Data items
━━━━━━━━━━━━━━━━

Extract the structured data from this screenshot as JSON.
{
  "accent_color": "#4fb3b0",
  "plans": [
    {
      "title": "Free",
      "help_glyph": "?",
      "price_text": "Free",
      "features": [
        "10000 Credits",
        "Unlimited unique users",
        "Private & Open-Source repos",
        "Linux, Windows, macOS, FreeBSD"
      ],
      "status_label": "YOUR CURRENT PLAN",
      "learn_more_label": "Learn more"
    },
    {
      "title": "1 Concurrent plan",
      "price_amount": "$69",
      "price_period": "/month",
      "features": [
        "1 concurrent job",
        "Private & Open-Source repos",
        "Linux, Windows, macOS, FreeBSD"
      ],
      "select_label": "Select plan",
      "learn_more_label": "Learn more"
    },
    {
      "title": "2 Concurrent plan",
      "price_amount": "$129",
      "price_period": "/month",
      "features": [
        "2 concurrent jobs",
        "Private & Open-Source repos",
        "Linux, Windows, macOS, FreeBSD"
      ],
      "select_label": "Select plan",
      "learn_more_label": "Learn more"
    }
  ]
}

━━━━━━━━━━━━━━━━

OBJECTIVE
How many lines in the records hold the string "title"? Reply with the number alone.

EXERCISE ANSWER
3